→ Written instruction
Count every line where "letters" shows up, and give that number only.

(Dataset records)

--------------------

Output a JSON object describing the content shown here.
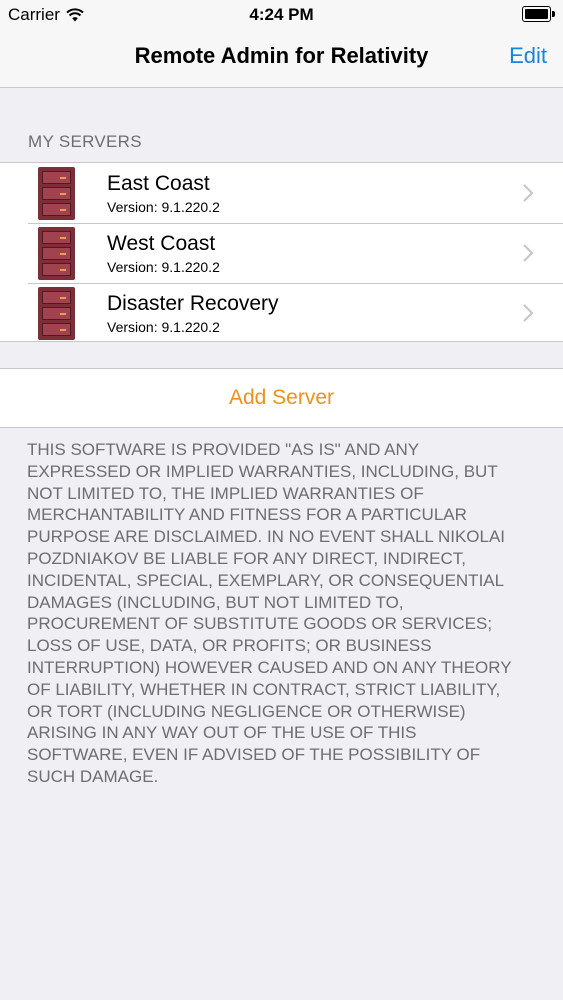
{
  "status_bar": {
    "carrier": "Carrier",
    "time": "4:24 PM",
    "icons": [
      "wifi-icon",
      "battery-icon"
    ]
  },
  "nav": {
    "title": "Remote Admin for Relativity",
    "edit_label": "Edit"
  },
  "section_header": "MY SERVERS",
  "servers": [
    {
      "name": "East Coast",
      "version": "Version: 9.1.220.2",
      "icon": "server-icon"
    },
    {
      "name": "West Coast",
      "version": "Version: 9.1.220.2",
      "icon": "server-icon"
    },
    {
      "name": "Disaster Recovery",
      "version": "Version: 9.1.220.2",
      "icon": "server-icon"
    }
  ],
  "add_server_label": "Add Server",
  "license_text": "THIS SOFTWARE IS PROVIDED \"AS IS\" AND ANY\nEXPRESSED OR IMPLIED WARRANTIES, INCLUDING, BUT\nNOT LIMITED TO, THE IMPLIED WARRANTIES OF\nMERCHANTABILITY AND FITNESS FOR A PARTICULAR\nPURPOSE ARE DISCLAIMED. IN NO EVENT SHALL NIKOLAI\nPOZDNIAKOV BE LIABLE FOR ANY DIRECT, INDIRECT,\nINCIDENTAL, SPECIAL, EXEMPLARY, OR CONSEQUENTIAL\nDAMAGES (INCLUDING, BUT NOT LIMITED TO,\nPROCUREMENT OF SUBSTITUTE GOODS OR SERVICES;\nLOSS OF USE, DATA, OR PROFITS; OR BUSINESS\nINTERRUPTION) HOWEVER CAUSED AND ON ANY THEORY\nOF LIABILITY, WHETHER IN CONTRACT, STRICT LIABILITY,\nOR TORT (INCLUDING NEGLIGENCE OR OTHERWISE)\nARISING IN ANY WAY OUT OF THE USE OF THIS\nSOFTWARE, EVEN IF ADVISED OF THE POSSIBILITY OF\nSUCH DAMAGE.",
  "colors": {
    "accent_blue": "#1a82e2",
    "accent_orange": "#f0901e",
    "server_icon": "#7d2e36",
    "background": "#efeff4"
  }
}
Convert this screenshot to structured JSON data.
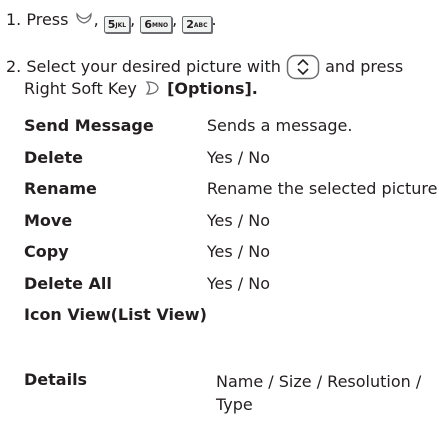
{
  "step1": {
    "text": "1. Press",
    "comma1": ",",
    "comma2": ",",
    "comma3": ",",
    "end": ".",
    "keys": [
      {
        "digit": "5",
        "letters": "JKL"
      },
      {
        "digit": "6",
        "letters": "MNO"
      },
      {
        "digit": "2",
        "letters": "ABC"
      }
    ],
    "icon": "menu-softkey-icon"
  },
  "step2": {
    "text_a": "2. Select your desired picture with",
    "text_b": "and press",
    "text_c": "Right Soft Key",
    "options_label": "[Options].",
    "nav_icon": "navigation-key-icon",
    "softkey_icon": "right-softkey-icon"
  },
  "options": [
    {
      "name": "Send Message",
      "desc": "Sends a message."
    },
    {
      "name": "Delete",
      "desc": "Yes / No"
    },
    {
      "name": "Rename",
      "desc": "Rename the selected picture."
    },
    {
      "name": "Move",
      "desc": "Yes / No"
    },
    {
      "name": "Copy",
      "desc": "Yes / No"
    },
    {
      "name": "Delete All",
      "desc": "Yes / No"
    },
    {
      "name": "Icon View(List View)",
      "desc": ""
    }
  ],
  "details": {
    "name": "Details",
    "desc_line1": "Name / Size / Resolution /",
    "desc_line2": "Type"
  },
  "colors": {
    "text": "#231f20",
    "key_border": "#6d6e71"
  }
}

--------------------

→ Result of this task
3